'''

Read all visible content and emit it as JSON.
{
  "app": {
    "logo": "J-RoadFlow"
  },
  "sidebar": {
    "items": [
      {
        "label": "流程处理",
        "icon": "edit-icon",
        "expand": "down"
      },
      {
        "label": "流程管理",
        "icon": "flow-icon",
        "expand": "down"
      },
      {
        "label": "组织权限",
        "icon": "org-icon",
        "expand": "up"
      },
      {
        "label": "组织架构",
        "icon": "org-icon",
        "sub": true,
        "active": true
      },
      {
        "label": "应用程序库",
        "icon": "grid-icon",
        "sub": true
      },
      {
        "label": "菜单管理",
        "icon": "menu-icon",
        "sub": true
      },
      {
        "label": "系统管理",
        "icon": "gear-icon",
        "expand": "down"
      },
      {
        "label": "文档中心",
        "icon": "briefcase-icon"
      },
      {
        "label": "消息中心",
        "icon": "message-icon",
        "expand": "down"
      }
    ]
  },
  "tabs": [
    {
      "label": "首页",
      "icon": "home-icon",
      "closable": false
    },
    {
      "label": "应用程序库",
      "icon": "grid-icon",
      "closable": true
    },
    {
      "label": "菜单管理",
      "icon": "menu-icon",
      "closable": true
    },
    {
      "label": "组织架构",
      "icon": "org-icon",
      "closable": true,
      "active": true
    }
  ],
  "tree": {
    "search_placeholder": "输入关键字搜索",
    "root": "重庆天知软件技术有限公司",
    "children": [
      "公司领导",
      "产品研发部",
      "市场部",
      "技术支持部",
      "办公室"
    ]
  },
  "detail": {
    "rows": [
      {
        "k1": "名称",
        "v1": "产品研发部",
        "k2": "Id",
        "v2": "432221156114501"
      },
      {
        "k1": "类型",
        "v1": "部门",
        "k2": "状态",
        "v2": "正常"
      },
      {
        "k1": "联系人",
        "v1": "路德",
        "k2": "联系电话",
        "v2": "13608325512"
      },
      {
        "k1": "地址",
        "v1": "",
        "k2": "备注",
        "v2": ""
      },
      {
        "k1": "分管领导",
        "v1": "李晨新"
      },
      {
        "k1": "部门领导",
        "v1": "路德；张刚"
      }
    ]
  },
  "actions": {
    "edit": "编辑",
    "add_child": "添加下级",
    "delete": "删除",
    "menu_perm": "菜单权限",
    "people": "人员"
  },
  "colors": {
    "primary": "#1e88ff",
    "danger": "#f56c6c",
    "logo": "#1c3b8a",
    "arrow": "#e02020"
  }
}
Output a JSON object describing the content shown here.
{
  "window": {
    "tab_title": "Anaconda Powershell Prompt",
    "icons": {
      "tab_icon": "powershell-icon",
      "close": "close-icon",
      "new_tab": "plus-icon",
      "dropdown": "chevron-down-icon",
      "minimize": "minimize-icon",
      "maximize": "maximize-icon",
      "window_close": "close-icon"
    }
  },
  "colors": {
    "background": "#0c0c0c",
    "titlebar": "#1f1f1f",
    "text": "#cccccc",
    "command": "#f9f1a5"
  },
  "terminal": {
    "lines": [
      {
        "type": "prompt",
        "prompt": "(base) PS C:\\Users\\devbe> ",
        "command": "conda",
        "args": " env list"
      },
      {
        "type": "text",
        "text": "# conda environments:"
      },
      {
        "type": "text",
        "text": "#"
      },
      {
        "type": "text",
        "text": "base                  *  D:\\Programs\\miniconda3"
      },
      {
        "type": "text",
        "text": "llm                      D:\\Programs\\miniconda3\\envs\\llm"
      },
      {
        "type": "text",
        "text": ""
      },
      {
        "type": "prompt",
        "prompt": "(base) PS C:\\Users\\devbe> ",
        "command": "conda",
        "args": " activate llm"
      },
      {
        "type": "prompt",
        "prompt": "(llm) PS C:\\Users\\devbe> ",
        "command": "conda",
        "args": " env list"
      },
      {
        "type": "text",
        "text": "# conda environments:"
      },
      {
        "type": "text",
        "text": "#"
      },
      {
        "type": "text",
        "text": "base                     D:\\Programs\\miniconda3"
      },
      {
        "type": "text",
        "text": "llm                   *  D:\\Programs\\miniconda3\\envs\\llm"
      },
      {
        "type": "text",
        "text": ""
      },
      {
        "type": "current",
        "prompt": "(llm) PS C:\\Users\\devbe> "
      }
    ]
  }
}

'''

**EXERCISE AIM:** Examine the records and pull out every line where the string "base" occurs.

**FULL RESPONSE:**
        "prompt": "(base) PS C:\\Users\\devbe> ",
        "text": "base                  *  D:\\Programs\\miniconda3"
        "prompt": "(base) PS C:\\Users\\devbe> ",
        "text": "base                     D:\\Programs\\miniconda3"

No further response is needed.